Required task ▸
Look through the listing and locate every line containing the word "saturación"; copy those lines.

Given records ▸
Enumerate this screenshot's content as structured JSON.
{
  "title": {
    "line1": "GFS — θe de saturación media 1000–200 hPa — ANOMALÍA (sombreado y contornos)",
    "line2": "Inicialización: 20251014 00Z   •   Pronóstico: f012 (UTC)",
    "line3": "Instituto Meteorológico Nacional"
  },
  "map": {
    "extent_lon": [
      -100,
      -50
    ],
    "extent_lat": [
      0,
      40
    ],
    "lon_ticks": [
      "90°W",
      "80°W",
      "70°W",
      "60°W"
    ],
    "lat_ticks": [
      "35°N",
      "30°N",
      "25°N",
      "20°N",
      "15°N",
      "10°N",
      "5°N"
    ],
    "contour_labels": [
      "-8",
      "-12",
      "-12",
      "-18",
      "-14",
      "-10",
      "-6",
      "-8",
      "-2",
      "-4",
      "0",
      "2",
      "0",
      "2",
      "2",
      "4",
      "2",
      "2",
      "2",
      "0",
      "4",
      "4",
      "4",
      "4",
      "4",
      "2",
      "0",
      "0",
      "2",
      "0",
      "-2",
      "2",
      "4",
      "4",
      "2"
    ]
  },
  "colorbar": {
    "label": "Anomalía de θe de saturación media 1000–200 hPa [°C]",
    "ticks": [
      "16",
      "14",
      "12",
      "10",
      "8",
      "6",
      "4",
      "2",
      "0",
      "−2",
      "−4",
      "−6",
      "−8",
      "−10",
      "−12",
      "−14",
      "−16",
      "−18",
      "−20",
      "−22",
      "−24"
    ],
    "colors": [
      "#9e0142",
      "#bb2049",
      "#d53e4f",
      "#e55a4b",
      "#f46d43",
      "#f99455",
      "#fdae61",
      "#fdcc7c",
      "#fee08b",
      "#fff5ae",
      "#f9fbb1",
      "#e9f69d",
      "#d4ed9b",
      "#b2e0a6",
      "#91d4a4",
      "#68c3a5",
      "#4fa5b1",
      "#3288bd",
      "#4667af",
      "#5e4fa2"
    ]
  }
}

Written reply ▸
    "line1": "GFS — θe de saturación media 1000–200 hPa — ANOMALÍA (sombreado y contornos)",
    "label": "Anomalía de θe de saturación media 1000–200 hPa [°C]",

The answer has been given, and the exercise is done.